TASK DESCRIPTION =
Copy each of the entries below faithfully, setting aside any pictures.

[Extracted records]

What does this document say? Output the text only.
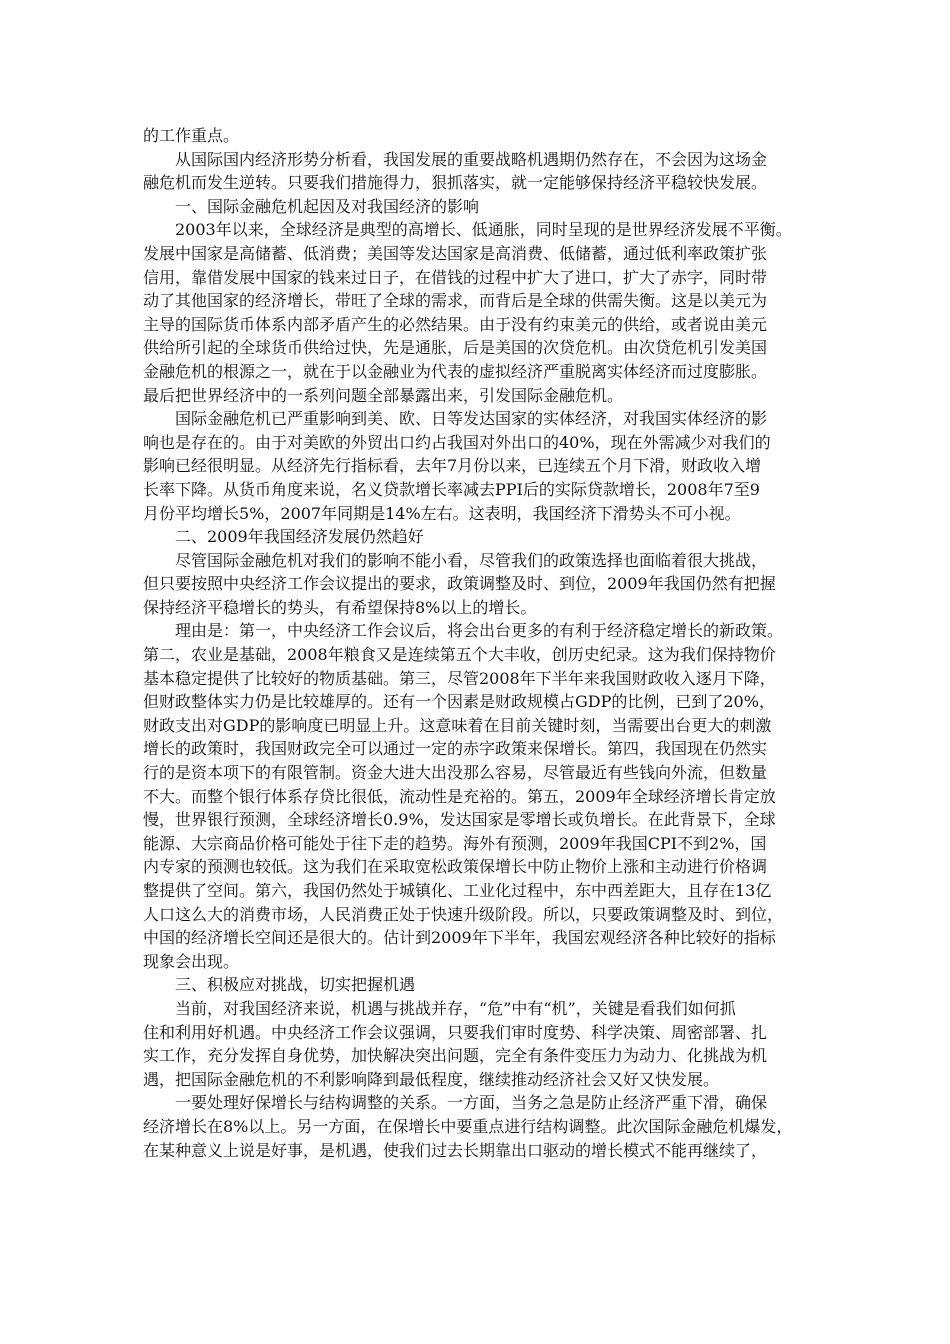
的工作重点。

从国际国内经济形势分析看，我国发展的重要战略机遇期仍然存在，不会因为这场金
融危机而发生逆转。只要我们措施得力，狠抓落实，就一定能够保持经济平稳较快发展。

一、国际金融危机起因及对我国经济的影响

2003年以来，全球经济是典型的高增长、低通胀，同时呈现的是世界经济发展不平衡。
发展中国家是高储蓄、低消费；美国等发达国家是高消费、低储蓄，通过低利率政策扩张
信用，靠借发展中国家的钱来过日子，在借钱的过程中扩大了进口，扩大了赤字，同时带
动了其他国家的经济增长，带旺了全球的需求，而背后是全球的供需失衡。这是以美元为
主导的国际货币体系内部矛盾产生的必然结果。由于没有约束美元的供给，或者说由美元
供给所引起的全球货币供给过快，先是通胀，后是美国的次贷危机。由次贷危机引发美国
金融危机的根源之一，就在于以金融业为代表的虚拟经济严重脱离实体经济而过度膨胀。
最后把世界经济中的一系列问题全部暴露出来，引发国际金融危机。

国际金融危机已严重影响到美、欧、日等发达国家的实体经济，对我国实体经济的影
响也是存在的。由于对美欧的外贸出口约占我国对外出口的40%，现在外需减少对我们的
影响已经很明显。从经济先行指标看，去年7月份以来，已连续五个月下滑，财政收入增
长率下降。从货币角度来说，名义贷款增长率减去PPI后的实际贷款增长，2008年7至9
月份平均增长5%，2007年同期是14%左右。这表明，我国经济下滑势头不可小视。

二、2009年我国经济发展仍然趋好

尽管国际金融危机对我们的影响不能小看，尽管我们的政策选择也面临着很大挑战，
但只要按照中央经济工作会议提出的要求，政策调整及时、到位，2009年我国仍然有把握
保持经济平稳增长的势头，有希望保持8%以上的增长。

理由是：第一，中央经济工作会议后，将会出台更多的有利于经济稳定增长的新政策。
第二，农业是基础，2008年粮食又是连续第五个大丰收，创历史纪录。这为我们保持物价
基本稳定提供了比较好的物质基础。第三，尽管2008年下半年来我国财政收入逐月下降，
但财政整体实力仍是比较雄厚的。还有一个因素是财政规模占GDP的比例，已到了20%，
财政支出对GDP的影响度已明显上升。这意味着在目前关键时刻，当需要出台更大的刺激
增长的政策时，我国财政完全可以通过一定的赤字政策来保增长。第四，我国现在仍然实
行的是资本项下的有限管制。资金大进大出没那么容易，尽管最近有些钱向外流，但数量
不大。而整个银行体系存贷比很低，流动性是充裕的。第五，2009年全球经济增长肯定放
慢，世界银行预测，全球经济增长0.9%，发达国家是零增长或负增长。在此背景下，全球
能源、大宗商品价格可能处于往下走的趋势。海外有预测，2009年我国CPI不到2%，国
内专家的预测也较低。这为我们在采取宽松政策保增长中防止物价上涨和主动进行价格调
整提供了空间。第六，我国仍然处于城镇化、工业化过程中，东中西差距大，且存在13亿
人口这么大的消费市场，人民消费正处于快速升级阶段。所以，只要政策调整及时、到位，
中国的经济增长空间还是很大的。估计到2009年下半年，我国宏观经济各种比较好的指标
现象会出现。

三、积极应对挑战，切实把握机遇

当前，对我国经济来说，机遇与挑战并存，“危”中有“机”，关键是看我们如何抓
住和利用好机遇。中央经济工作会议强调，只要我们审时度势、科学决策、周密部署、扎
实工作，充分发挥自身优势，加快解决突出问题，完全有条件变压力为动力、化挑战为机
遇，把国际金融危机的不利影响降到最低程度，继续推动经济社会又好又快发展。

一要处理好保增长与结构调整的关系。一方面，当务之急是防止经济严重下滑，确保
经济增长在8%以上。另一方面，在保增长中要重点进行结构调整。此次国际金融危机爆发，
在某种意义上说是好事，是机遇，使我们过去长期靠出口驱动的增长模式不能再继续了，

COMPLETED TASK =
What does this document say? Output the text only.
的工作重点。

从国际国内经济形势分析看，我国发展的重要战略机遇期仍然存在，不会因为这场金
融危机而发生逆转。只要我们措施得力，狠抓落实，就一定能够保持经济平稳较快发展。

一、国际金融危机起因及对我国经济的影响

2003年以来，全球经济是典型的高增长、低通胀，同时呈现的是世界经济发展不平衡。
发展中国家是高储蓄、低消费；美国等发达国家是高消费、低储蓄，通过低利率政策扩张
信用，靠借发展中国家的钱来过日子，在借钱的过程中扩大了进口，扩大了赤字，同时带
动了其他国家的经济增长，带旺了全球的需求，而背后是全球的供需失衡。这是以美元为
主导的国际货币体系内部矛盾产生的必然结果。由于没有约束美元的供给，或者说由美元
供给所引起的全球货币供给过快，先是通胀，后是美国的次贷危机。由次贷危机引发美国
金融危机的根源之一，就在于以金融业为代表的虚拟经济严重脱离实体经济而过度膨胀。
最后把世界经济中的一系列问题全部暴露出来，引发国际金融危机。

国际金融危机已严重影响到美、欧、日等发达国家的实体经济，对我国实体经济的影
响也是存在的。由于对美欧的外贸出口约占我国对外出口的40%，现在外需减少对我们的
影响已经很明显。从经济先行指标看，去年7月份以来，已连续五个月下滑，财政收入增
长率下降。从货币角度来说，名义贷款增长率减去PPI后的实际贷款增长，2008年7至9
月份平均增长5%，2007年同期是14%左右。这表明，我国经济下滑势头不可小视。

二、2009年我国经济发展仍然趋好

尽管国际金融危机对我们的影响不能小看，尽管我们的政策选择也面临着很大挑战，
但只要按照中央经济工作会议提出的要求，政策调整及时、到位，2009年我国仍然有把握
保持经济平稳增长的势头，有希望保持8%以上的增长。

理由是：第一，中央经济工作会议后，将会出台更多的有利于经济稳定增长的新政策。
第二，农业是基础，2008年粮食又是连续第五个大丰收，创历史纪录。这为我们保持物价
基本稳定提供了比较好的物质基础。第三，尽管2008年下半年来我国财政收入逐月下降，
但财政整体实力仍是比较雄厚的。还有一个因素是财政规模占GDP的比例，已到了20%，
财政支出对GDP的影响度已明显上升。这意味着在目前关键时刻，当需要出台更大的刺激
增长的政策时，我国财政完全可以通过一定的赤字政策来保增长。第四，我国现在仍然实
行的是资本项下的有限管制。资金大进大出没那么容易，尽管最近有些钱向外流，但数量
不大。而整个银行体系存贷比很低，流动性是充裕的。第五，2009年全球经济增长肯定放
慢，世界银行预测，全球经济增长0.9%，发达国家是零增长或负增长。在此背景下，全球
能源、大宗商品价格可能处于往下走的趋势。海外有预测，2009年我国CPI不到2%，国
内专家的预测也较低。这为我们在采取宽松政策保增长中防止物价上涨和主动进行价格调
整提供了空间。第六，我国仍然处于城镇化、工业化过程中，东中西差距大，且存在13亿
人口这么大的消费市场，人民消费正处于快速升级阶段。所以，只要政策调整及时、到位，
中国的经济增长空间还是很大的。估计到2009年下半年，我国宏观经济各种比较好的指标
现象会出现。

三、积极应对挑战，切实把握机遇

当前，对我国经济来说，机遇与挑战并存，“危”中有“机”，关键是看我们如何抓
住和利用好机遇。中央经济工作会议强调，只要我们审时度势、科学决策、周密部署、扎
实工作，充分发挥自身优势，加快解决突出问题，完全有条件变压力为动力、化挑战为机
遇，把国际金融危机的不利影响降到最低程度，继续推动经济社会又好又快发展。

一要处理好保增长与结构调整的关系。一方面，当务之急是防止经济严重下滑，确保
经济增长在8%以上。另一方面，在保增长中要重点进行结构调整。此次国际金融危机爆发，
在某种意义上说是好事，是机遇，使我们过去长期靠出口驱动的增长模式不能再继续了，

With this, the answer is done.